Given task: Which lines hold the word "определяется"? Copy each of them from the material.

The records:
## begin

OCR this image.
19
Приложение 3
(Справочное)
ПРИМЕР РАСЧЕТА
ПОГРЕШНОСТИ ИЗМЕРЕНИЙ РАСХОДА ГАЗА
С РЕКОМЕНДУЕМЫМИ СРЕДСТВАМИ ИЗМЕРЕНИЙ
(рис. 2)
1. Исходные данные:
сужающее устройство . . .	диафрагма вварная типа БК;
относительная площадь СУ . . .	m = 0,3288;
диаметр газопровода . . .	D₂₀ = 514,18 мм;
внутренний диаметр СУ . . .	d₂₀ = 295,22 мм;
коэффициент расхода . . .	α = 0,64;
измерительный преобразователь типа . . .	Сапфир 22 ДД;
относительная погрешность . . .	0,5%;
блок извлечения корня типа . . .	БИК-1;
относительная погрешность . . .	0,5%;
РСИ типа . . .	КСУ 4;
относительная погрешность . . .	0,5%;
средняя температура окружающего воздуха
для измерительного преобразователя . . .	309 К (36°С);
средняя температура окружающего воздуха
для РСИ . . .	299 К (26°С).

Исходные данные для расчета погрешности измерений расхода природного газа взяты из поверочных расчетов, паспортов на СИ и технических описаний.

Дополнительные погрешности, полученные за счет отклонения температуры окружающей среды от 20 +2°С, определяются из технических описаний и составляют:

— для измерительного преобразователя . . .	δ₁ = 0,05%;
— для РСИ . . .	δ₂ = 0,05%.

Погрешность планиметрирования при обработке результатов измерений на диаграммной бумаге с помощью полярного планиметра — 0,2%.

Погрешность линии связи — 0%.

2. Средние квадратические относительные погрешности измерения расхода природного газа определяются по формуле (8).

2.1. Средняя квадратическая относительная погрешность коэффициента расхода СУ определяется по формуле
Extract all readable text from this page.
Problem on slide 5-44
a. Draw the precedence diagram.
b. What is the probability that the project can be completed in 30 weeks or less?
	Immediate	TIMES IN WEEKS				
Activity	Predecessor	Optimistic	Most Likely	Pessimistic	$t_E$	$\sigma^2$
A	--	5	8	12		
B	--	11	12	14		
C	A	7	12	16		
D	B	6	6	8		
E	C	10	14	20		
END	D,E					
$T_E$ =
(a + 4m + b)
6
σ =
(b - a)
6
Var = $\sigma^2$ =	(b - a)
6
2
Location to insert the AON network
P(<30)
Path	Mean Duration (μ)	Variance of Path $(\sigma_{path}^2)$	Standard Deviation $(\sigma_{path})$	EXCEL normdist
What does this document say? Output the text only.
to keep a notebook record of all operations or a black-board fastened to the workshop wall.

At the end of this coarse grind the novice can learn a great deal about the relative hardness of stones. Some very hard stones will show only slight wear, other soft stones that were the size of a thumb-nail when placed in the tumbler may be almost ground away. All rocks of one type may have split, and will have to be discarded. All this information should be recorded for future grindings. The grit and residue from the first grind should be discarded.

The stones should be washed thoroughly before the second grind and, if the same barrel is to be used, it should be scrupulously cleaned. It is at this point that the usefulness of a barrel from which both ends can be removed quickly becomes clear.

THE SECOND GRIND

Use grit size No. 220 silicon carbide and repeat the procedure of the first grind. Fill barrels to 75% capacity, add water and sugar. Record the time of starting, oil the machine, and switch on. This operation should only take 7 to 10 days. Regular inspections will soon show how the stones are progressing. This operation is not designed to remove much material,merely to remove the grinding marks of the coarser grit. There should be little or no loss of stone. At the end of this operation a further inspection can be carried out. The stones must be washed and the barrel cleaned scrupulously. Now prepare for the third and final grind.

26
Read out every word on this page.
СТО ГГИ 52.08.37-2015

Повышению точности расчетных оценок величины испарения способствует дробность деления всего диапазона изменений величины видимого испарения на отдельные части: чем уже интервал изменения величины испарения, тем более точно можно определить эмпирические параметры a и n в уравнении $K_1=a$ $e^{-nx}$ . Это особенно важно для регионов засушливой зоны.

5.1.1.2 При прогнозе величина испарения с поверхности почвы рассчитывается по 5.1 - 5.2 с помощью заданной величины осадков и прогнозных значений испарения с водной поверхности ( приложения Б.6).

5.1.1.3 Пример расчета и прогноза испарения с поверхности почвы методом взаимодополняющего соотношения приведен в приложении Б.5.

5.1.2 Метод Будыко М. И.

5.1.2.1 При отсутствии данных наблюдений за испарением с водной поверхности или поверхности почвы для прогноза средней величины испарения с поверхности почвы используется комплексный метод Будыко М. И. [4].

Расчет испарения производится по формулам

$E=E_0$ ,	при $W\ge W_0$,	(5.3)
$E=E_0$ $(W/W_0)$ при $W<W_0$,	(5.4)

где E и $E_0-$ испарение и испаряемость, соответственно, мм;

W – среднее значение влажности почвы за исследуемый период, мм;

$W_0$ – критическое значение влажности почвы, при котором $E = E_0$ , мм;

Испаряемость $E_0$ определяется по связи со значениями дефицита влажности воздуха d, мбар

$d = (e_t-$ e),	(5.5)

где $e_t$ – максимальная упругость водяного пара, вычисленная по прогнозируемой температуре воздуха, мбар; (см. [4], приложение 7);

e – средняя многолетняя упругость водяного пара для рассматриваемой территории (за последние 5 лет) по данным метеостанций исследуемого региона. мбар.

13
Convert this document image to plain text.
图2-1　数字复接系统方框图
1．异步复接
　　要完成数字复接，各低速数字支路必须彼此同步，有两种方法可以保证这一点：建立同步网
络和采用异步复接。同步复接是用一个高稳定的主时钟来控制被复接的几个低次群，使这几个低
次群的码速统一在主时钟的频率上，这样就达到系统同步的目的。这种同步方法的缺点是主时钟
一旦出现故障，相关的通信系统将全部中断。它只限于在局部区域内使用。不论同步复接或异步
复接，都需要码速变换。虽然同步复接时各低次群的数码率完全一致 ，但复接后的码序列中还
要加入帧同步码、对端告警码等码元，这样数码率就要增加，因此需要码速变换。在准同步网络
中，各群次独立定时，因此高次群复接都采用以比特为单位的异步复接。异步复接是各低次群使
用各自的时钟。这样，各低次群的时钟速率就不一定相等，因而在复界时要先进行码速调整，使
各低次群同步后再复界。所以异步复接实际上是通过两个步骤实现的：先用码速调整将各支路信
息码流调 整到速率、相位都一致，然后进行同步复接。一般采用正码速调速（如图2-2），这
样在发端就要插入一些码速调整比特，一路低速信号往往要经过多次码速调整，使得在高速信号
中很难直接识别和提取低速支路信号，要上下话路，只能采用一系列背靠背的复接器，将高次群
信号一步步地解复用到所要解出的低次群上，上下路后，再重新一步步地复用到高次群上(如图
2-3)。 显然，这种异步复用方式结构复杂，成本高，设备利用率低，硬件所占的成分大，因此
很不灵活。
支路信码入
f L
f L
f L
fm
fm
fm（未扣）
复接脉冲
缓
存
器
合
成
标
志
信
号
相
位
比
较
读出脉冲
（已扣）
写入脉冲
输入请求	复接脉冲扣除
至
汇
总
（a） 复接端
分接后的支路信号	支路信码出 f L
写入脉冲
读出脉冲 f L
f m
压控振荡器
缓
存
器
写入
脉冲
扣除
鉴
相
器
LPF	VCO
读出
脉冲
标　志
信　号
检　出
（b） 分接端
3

## end

Full solution:
2.1. Средняя квадратическая относительная погрешность коэффициента расхода СУ определяется по формуле
Испаряемость $E_0$ определяется по связи со значениями дефицита влажности воздуха d, мбар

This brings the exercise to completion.